BRIEF 1: In the entries, swap "menu-item-label" for "menu-label" throughout the part that opens with the line containing "file-name: tesing-app.html —" and closes with the line containing "sd-card-icon — [81, 3, 94, 24]", leaving everything else as it is. Return only those lines.

═════ EXCERPT PROVIDED

Investors are enjoying another global stock market rally. A bounce in Asia carried over into Europe and some better than expected jobless data helped fuel the rally in the U.S. A rising appetite for riskier assets pushed the U.S. dollar lower and that's powering big gains in the commodities. Meanwhile the earnings parade continues and some better than expected numbers only added fuel to the fire.

The leader in the Asian market rally was China. After falling 5% yesterday the Chinese Shanghai index rallied 1.69%. On Wednesday investors were worried that the Chinese government might try to cool a red-hot market that is up 100% from its October 2008 lows. Asian markets rebounded from intraday losses after a vice-governor of the central bank of China came out today and said they will stay committed to a loose monetary policy. The Hong Kong Hang Seng rallied 0.49%. The Japanese NIKKEI gained 0.5%.

Investors are ignoring rising unemployment data in Europe and focused on a better than expected economic sentiment gauge. The European Commission said an index of consumer and business leader sentiment rose from 73.2 in June to 76 in July. Economists were expecting a rise to 75. Yet the rising unemployment problem in Europe is naturally affecting retail sales, which declined for the 14th month in a row. The French CAC-40 rallied 2%. The English FTSE climbed 1.8% and the German DAX gained 1.7%.

Here at home the weekly initial jobless claims are being blamed as part of the reason stocks are stronger. Economists were expecting the weekly numbers to rise from 554,000 to 575,000. New claims actually jumped to 584,000. So why are investors happy about this? It's because the four-week moving average has continued to fall and the continuing claims number has dropped from 6.23 million to 6.2 million. Economists were expecting a rise to 6.3 million. The last few weeks the Labor Department has been claiming that their jobless numbers have been distorted by the unusual timing and size of layoffs in the auto industry. Furthermore last week the Labor Department said they expected this distortion to last another week or two. Yet today they're claiming this week's numbers are back to normal.

══════════
═════ DATASET RECORDS

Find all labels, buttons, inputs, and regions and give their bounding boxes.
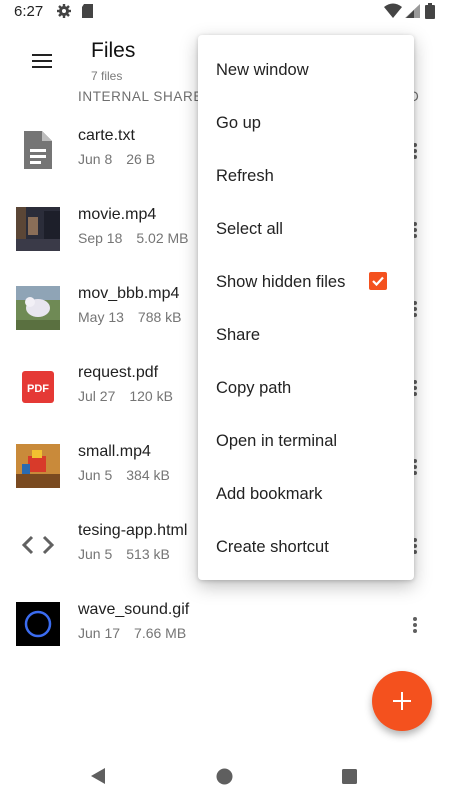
file-name: tesing-app.html — [78, 522, 188, 539]
file-count: 7 files — [91, 69, 123, 83]
gear-icon — [56, 3, 72, 24]
file-size: 513 kB — [126, 546, 170, 562]
menu-item-label: Open in terminal — [216, 432, 338, 450]
add-fab-button[interactable] — [372, 671, 432, 731]
file-date: Jun 8 — [78, 151, 113, 167]
menu-item-open-in-terminal[interactable]: Open in terminal — [198, 415, 414, 468]
menu-item-new-window[interactable]: New window — [198, 44, 414, 97]
signal-icon — [404, 3, 420, 24]
breadcrumb[interactable]: INTERNAL SHARE — [78, 89, 203, 104]
menu-item-label: Share — [216, 326, 261, 344]
show-hidden-files-checkbox[interactable] — [369, 272, 387, 290]
wifi-icon — [384, 3, 402, 24]
file-name: carte.txt — [78, 127, 135, 144]
check-icon — [372, 276, 384, 287]
menu-item-go-up[interactable]: Go up — [198, 97, 414, 150]
menu-item-show-hidden-files[interactable]: Show hidden files — [198, 256, 414, 309]
menu-item-label: Add bookmark — [216, 485, 323, 503]
file-date: Sep 18 — [78, 230, 123, 246]
sd-card-icon — [81, 3, 94, 24]
menu-item-select-all[interactable]: Select all — [198, 203, 414, 256]
menu-item-share[interactable]: Share — [198, 309, 414, 362]
status-time: 6:27 — [14, 3, 44, 20]
svg-text:PDF: PDF — [27, 383, 49, 395]
menu-item-copy-path[interactable]: Copy path — [198, 362, 414, 415]
battery-icon — [425, 3, 435, 24]
menu-item-label: Select all — [216, 220, 283, 238]
file-size: 26 B — [126, 151, 156, 167]
menu-item-create-shortcut[interactable]: Create shortcut — [198, 521, 414, 574]
file-meta: Jun 8 26 B — [78, 151, 155, 167]
menu-item-add-bookmark[interactable]: Add bookmark — [198, 468, 414, 521]
menu-item-label: Show hidden files — [216, 273, 346, 291]
list-item[interactable]: wave_sound.gif Jun 17 7.66 MB — [0, 586, 450, 665]
file-size: 384 kB — [126, 467, 170, 483]
file-meta: Jun 5 384 kB — [78, 467, 170, 483]
video-thumbnail — [16, 286, 60, 330]
file-size: 7.66 MB — [134, 625, 187, 641]
file-size: 5.02 MB — [136, 230, 189, 246]
file-date: May 13 — [78, 309, 124, 325]
overflow-menu: New window Go up Refresh Select all Show… — [198, 35, 414, 580]
file-name: mov_bbb.mp4 — [78, 285, 180, 302]
file-meta: May 13 788 kB — [78, 309, 182, 325]
video-thumbnail — [16, 444, 60, 488]
file-name: small.mp4 — [78, 443, 151, 460]
file-meta: Jul 27 120 kB — [78, 388, 173, 404]
menu-item-label: Create shortcut — [216, 538, 329, 556]
menu-item-label: New window — [216, 61, 309, 79]
video-thumbnail — [16, 207, 60, 251]
back-icon[interactable] — [89, 767, 107, 790]
menu-item-label: Copy path — [216, 379, 292, 397]
file-size: 120 kB — [129, 388, 173, 404]
plus-icon — [393, 692, 411, 710]
file-meta: Sep 18 5.02 MB — [78, 230, 189, 246]
file-meta: Jun 5 513 kB — [78, 546, 170, 562]
file-date: Jun 5 — [78, 467, 113, 483]
pdf-icon: PDF — [16, 365, 60, 409]
more-vert-icon[interactable] — [404, 608, 426, 642]
menu-item-refresh[interactable]: Refresh — [198, 150, 414, 203]
text-file-icon — [16, 128, 60, 172]
code-icon — [16, 523, 60, 567]
gif-thumbnail — [16, 602, 60, 646]
file-name: wave_sound.gif — [78, 601, 190, 618]
file-date: Jun 5 — [78, 546, 113, 562]
file-meta: Jun 17 7.66 MB — [78, 625, 186, 641]
recents-icon[interactable] — [342, 769, 357, 789]
file-name: request.pdf — [78, 364, 159, 381]
page-title: Files — [91, 39, 136, 62]
status-bar: 6:27 — [0, 0, 450, 24]
file-name: movie.mp4 — [78, 206, 157, 223]
file-date: Jul 27 — [78, 388, 116, 404]
menu-item-label: Refresh — [216, 167, 274, 185]
menu-item-label: Go up — [216, 114, 261, 132]
hamburger-menu-icon[interactable] — [20, 38, 60, 78]
file-date: Jun 17 — [78, 625, 121, 641]
file-size: 788 kB — [137, 309, 182, 325]
home-icon[interactable] — [216, 768, 233, 790]
system-nav-bar — [0, 748, 450, 800]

══════════

BRIEF 2: According to the market report, what level did the European Commission's index of consumer and business leader sentiment reach in July?

EXERCISE RESULT 1:
file-name: tesing-app.html — [78, 522, 188, 539]
file-count: 7 files — [91, 69, 123, 83]
gear-icon — [56, 3, 72, 24]
file-size: 513 kB — [126, 546, 170, 562]
menu-label: Open in terminal — [216, 432, 338, 450]
add-fab-button[interactable] — [372, 671, 432, 731]
file-date: Jun 8 — [78, 151, 113, 167]
menu-item-open-in-terminal[interactable]: Open in terminal — [198, 415, 414, 468]
menu-item-new-window[interactable]: New window — [198, 44, 414, 97]
signal-icon — [404, 3, 420, 24]
breadcrumb[interactable]: INTERNAL SHARE — [78, 89, 203, 104]
menu-label: Share — [216, 326, 261, 344]
show-hidden-files-checkbox[interactable] — [369, 272, 387, 290]
wifi-icon — [384, 3, 402, 24]
file-name: carte.txt — [78, 127, 135, 144]
check-icon — [372, 276, 384, 287]
menu-item-go-up[interactable]: Go up — [198, 97, 414, 150]
menu-item-show-hidden-files[interactable]: Show hidden files — [198, 256, 414, 309]
menu-label: Add bookmark — [216, 485, 323, 503]
file-date: Sep 18 — [78, 230, 123, 246]
sd-card-icon — [81, 3, 94, 24]

EXERCISE RESULT 2: It rose to 76, up from 73.2 in June.